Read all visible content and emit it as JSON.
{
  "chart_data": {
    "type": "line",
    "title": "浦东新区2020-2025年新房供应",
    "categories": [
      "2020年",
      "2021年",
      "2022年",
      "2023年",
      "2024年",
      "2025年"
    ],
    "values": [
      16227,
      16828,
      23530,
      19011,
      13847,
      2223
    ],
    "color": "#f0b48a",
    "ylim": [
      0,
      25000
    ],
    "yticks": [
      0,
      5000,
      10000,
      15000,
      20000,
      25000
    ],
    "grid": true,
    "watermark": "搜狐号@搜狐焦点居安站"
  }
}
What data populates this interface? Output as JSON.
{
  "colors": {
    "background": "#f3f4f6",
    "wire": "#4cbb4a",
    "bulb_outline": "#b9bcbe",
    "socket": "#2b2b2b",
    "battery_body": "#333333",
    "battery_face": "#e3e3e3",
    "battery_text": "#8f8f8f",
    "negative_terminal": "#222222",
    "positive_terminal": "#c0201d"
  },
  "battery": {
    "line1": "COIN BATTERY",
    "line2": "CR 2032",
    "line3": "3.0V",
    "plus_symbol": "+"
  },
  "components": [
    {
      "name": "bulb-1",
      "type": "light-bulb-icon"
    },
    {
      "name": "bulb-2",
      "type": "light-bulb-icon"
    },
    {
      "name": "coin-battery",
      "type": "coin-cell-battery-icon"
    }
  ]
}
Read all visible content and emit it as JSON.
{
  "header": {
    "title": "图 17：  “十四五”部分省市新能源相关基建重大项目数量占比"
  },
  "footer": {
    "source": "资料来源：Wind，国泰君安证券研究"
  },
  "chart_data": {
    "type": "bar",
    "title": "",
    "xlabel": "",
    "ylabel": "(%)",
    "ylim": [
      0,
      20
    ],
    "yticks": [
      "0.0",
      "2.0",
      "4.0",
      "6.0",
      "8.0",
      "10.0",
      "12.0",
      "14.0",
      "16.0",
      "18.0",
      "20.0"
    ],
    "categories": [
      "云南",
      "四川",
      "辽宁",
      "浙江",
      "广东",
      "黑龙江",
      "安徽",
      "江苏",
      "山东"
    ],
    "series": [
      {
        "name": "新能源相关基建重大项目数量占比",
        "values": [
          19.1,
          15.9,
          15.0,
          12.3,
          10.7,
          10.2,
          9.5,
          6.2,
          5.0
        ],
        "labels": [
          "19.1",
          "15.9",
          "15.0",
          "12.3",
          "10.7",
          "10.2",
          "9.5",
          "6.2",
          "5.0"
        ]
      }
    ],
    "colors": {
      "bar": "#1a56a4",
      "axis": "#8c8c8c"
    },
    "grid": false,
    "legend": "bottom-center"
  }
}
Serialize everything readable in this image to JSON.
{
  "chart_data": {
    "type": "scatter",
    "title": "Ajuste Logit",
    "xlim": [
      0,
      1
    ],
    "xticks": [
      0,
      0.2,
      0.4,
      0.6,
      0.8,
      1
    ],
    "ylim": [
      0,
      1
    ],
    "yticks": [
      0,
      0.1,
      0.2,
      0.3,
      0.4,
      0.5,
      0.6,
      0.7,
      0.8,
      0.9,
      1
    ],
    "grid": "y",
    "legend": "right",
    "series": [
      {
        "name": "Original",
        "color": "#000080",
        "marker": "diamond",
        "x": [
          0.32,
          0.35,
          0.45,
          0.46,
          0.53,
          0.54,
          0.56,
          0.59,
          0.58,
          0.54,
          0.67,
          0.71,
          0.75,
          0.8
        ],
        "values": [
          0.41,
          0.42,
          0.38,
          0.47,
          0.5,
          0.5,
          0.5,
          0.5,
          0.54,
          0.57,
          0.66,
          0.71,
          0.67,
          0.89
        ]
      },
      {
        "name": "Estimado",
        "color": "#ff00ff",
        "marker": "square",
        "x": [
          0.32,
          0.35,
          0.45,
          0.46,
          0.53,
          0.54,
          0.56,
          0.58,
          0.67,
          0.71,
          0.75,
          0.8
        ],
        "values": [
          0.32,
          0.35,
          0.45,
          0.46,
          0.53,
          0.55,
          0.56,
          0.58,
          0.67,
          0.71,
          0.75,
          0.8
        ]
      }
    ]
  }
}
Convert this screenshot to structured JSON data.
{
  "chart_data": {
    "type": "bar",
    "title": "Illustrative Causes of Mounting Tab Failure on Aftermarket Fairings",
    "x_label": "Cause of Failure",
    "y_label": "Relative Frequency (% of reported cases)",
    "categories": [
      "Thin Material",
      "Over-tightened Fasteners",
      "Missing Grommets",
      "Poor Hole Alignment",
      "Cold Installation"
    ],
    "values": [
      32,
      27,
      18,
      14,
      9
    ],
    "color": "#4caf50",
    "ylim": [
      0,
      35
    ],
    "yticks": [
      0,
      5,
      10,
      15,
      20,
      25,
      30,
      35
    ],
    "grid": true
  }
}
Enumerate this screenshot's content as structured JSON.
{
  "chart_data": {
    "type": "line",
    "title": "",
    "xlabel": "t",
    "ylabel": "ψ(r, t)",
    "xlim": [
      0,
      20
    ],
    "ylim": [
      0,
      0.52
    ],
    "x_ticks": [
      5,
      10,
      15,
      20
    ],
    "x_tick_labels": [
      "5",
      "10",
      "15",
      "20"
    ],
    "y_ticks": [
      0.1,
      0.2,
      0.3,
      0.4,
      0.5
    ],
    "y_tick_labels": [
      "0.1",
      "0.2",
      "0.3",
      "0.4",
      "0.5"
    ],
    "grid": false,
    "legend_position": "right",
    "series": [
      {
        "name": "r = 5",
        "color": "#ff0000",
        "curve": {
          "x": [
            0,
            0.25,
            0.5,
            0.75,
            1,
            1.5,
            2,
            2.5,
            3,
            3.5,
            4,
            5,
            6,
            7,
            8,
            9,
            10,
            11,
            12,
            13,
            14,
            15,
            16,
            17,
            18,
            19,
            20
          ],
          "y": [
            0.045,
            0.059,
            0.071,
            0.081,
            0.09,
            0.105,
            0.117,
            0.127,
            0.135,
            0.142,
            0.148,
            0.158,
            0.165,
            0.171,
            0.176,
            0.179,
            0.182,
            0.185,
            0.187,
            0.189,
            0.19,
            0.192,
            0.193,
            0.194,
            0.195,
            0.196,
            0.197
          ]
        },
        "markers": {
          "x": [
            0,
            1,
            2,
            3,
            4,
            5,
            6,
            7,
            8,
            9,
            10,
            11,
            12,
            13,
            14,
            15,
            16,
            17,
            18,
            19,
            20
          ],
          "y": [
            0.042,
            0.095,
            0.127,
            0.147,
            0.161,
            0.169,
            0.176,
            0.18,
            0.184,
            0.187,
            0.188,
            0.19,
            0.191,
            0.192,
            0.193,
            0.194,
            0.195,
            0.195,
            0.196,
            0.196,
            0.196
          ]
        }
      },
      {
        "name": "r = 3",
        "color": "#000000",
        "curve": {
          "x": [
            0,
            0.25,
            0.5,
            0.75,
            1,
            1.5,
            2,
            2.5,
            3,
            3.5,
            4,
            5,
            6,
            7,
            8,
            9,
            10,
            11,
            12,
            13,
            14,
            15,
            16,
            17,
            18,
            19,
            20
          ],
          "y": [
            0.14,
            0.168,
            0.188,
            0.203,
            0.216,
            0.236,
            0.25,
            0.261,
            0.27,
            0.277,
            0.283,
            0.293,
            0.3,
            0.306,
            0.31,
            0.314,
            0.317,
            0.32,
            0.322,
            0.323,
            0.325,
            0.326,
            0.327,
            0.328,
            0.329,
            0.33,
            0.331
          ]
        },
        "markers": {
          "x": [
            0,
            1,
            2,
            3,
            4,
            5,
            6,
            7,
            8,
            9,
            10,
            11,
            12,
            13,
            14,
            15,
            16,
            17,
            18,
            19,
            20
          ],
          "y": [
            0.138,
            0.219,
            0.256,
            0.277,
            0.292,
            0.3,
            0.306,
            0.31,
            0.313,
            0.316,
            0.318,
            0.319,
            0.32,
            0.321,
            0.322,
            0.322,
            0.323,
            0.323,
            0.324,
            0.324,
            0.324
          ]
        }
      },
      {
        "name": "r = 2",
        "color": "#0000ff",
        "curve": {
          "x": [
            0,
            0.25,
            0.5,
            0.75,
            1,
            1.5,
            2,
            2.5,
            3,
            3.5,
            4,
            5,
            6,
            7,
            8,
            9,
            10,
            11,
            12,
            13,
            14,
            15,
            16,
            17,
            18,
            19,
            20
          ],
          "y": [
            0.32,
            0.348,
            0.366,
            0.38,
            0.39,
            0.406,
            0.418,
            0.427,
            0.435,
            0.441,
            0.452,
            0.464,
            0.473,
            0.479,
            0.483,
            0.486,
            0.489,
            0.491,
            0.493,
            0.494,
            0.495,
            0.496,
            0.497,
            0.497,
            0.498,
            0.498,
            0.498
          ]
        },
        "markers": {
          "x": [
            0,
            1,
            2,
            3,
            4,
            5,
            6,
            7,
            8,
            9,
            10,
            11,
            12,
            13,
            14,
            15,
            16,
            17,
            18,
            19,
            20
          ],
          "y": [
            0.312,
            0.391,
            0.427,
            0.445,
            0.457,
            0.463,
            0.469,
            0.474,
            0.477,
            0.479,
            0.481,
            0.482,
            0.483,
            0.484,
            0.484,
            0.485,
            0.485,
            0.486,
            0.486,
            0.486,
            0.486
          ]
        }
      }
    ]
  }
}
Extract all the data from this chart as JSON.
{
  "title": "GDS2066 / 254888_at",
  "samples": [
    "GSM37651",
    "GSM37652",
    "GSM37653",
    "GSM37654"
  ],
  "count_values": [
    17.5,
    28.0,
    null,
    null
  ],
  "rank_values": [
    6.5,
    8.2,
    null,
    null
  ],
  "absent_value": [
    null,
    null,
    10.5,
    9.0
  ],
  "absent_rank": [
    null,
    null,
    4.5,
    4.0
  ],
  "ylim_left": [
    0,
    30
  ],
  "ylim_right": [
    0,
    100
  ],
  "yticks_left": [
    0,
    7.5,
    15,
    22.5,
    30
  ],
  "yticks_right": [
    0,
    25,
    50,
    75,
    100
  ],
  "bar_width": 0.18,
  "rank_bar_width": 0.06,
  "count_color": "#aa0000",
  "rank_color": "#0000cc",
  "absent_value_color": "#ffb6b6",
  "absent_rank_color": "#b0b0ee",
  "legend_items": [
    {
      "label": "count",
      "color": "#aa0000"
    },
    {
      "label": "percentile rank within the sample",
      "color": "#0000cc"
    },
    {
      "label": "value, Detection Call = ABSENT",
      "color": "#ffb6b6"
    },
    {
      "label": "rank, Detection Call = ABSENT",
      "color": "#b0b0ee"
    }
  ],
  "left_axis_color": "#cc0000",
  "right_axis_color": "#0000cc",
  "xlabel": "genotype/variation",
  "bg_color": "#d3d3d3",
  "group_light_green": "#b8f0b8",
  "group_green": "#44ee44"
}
_ _ _ _
**Directions for this task**
Track down every line with the word "grid" and copy it.

**Result**
    "grid": true,
    "grid": false,
    "grid": "y",
    "grid": true
    "grid": false,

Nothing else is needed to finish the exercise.